## Begin RECORDS FOR PROCESSING

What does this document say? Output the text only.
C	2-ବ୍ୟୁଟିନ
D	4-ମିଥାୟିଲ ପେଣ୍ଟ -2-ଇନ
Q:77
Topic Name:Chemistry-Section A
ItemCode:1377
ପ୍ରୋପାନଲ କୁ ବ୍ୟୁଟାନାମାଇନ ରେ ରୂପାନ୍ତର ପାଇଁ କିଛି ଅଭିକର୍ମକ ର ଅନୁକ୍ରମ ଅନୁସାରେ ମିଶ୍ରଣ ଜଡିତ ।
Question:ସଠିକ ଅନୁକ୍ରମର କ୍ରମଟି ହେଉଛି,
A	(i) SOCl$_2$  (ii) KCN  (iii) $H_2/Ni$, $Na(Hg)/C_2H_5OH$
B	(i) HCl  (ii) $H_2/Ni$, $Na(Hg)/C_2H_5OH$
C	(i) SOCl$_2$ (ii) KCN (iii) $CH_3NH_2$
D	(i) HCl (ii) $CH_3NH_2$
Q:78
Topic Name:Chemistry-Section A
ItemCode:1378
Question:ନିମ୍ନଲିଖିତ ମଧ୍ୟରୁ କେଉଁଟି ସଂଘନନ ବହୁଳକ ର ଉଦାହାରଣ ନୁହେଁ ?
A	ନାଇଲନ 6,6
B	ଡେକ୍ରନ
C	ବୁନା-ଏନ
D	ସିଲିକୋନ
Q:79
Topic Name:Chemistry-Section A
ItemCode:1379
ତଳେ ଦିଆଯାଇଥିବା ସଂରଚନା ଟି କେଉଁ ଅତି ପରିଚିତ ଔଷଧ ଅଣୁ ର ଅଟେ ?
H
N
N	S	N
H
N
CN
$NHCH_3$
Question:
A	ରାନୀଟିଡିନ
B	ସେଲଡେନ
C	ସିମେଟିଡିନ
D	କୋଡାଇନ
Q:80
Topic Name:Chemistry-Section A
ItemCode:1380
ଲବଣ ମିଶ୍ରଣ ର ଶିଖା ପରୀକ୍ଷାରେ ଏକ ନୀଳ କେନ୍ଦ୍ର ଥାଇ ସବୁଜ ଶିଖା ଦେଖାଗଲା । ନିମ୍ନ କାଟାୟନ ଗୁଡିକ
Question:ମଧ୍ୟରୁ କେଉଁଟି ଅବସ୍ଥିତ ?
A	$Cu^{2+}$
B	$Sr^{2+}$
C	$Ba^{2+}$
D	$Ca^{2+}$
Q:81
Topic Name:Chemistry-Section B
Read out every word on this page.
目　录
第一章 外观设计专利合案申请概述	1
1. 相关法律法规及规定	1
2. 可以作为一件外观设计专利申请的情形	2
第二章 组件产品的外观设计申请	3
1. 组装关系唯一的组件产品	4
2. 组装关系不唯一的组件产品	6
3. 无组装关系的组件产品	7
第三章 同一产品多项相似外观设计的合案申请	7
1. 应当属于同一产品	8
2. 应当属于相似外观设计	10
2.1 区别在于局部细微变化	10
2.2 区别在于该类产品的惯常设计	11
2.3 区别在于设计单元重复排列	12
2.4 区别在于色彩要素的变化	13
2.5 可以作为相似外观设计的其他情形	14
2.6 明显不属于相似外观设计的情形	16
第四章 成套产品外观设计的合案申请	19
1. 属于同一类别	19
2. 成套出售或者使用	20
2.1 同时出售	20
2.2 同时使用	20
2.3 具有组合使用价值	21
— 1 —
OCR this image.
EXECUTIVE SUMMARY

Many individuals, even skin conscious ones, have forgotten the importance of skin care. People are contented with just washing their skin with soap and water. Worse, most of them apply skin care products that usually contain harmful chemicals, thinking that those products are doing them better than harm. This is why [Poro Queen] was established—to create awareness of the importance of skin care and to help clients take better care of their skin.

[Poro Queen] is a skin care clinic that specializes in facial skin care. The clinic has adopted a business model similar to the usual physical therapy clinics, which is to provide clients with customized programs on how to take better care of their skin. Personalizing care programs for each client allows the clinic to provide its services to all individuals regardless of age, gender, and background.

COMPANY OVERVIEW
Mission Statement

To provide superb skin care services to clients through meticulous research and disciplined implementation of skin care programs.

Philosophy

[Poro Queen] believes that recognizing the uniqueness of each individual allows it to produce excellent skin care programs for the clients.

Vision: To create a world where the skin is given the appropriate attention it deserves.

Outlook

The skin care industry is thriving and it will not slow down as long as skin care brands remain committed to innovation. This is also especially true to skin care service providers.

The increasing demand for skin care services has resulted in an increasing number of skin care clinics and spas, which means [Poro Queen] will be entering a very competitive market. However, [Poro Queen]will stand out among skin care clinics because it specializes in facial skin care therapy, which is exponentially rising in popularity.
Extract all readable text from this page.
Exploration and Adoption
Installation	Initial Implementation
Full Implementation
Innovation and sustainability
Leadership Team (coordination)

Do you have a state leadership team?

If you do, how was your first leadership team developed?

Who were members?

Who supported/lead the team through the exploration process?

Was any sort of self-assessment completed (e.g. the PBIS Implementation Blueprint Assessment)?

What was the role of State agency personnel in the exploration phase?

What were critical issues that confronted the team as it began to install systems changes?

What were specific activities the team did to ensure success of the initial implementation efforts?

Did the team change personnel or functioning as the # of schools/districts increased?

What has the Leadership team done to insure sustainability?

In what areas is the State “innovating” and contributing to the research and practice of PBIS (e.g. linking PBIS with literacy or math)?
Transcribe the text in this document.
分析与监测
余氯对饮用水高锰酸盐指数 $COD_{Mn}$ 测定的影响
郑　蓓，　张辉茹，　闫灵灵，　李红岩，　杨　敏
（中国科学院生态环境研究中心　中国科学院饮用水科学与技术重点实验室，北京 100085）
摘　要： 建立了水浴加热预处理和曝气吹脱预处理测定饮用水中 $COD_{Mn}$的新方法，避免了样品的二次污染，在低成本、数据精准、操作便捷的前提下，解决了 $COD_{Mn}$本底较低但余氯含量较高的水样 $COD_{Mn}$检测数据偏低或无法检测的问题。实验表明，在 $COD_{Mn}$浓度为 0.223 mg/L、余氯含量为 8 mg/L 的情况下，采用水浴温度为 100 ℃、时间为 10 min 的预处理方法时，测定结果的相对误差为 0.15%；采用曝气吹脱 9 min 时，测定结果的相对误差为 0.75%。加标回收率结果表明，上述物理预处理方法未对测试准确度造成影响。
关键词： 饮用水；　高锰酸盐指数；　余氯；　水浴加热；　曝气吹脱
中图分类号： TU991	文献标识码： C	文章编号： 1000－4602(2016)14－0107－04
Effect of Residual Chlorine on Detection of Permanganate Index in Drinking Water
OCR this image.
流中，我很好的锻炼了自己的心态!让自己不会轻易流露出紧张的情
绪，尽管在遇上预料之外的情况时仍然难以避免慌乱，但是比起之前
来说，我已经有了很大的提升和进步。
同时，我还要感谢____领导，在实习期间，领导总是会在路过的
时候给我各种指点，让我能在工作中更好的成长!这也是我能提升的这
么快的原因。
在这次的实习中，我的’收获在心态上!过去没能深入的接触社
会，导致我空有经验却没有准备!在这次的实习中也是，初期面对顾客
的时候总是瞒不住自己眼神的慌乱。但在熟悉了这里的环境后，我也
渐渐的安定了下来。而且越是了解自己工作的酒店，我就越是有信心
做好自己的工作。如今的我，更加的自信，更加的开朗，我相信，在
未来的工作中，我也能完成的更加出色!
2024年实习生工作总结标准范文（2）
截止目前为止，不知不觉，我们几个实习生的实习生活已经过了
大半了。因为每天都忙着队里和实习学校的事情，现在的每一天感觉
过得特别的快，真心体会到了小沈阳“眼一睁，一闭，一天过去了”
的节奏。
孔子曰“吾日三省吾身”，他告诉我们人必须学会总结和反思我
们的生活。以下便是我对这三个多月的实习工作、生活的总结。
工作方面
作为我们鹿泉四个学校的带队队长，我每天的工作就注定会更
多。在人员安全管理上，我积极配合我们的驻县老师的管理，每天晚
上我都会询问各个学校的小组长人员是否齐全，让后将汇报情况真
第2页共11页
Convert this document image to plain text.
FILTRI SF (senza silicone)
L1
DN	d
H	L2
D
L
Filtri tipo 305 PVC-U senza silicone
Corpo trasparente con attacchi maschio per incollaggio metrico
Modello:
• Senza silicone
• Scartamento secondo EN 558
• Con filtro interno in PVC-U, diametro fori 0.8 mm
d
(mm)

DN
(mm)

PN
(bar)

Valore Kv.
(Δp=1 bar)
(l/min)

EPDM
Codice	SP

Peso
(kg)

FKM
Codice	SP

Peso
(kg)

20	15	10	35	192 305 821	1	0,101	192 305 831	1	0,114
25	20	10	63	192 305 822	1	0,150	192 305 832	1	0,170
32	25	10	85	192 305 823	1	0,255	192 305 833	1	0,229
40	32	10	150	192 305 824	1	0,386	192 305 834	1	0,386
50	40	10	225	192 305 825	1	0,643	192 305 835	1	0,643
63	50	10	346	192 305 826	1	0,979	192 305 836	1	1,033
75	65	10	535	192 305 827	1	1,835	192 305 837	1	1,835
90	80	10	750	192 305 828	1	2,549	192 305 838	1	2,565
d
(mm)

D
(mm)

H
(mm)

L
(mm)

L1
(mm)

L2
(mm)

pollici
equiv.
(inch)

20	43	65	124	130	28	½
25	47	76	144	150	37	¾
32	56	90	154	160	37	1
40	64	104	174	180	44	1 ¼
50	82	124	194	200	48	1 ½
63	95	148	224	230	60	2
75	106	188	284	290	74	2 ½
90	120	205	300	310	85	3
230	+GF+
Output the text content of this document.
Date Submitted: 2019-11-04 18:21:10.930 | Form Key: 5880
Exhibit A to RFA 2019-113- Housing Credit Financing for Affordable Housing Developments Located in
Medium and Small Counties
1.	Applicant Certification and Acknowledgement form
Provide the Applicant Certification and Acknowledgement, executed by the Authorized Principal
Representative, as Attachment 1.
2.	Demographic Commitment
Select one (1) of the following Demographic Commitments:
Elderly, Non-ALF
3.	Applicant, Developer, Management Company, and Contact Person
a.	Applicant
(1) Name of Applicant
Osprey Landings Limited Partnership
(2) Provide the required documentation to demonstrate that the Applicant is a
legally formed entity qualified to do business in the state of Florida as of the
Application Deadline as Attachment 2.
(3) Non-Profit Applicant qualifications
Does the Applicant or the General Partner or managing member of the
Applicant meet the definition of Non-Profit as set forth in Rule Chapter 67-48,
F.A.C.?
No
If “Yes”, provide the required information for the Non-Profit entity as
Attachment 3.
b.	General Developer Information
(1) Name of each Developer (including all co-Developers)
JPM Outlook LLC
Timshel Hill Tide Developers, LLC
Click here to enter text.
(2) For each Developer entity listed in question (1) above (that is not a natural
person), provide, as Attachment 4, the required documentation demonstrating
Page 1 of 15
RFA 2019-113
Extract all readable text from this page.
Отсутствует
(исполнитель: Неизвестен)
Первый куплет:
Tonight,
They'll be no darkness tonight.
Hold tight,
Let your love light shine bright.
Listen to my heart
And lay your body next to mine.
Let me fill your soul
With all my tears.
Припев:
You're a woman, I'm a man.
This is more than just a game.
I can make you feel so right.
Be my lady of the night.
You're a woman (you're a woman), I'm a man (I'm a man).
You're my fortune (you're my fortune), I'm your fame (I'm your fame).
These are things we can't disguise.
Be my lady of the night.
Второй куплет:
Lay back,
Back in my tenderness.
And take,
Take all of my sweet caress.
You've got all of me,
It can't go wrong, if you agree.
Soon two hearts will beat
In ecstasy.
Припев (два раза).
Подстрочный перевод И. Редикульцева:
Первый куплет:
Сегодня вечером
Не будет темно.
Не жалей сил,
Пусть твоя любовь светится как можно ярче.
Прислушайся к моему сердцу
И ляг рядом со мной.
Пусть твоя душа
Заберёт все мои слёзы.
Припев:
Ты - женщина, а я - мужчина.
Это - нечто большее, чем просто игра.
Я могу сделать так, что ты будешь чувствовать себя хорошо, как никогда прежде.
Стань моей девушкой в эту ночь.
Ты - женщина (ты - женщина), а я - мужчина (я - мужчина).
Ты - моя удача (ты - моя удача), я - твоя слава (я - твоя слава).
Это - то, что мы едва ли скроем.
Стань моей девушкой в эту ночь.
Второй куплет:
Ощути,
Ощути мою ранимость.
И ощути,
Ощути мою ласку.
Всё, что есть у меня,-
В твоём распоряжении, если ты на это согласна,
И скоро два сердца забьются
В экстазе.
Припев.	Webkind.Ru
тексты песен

## End RECORDS FOR PROCESSING

**EXERCISE DIRECTIONS:**
Take every line from the records above that has the word "personnel" and copy it.

**COMPLETE RESPONSE:**
What was the role of State agency personnel in the exploration phase?
Did the team change personnel or functioning as the # of schools/districts increased?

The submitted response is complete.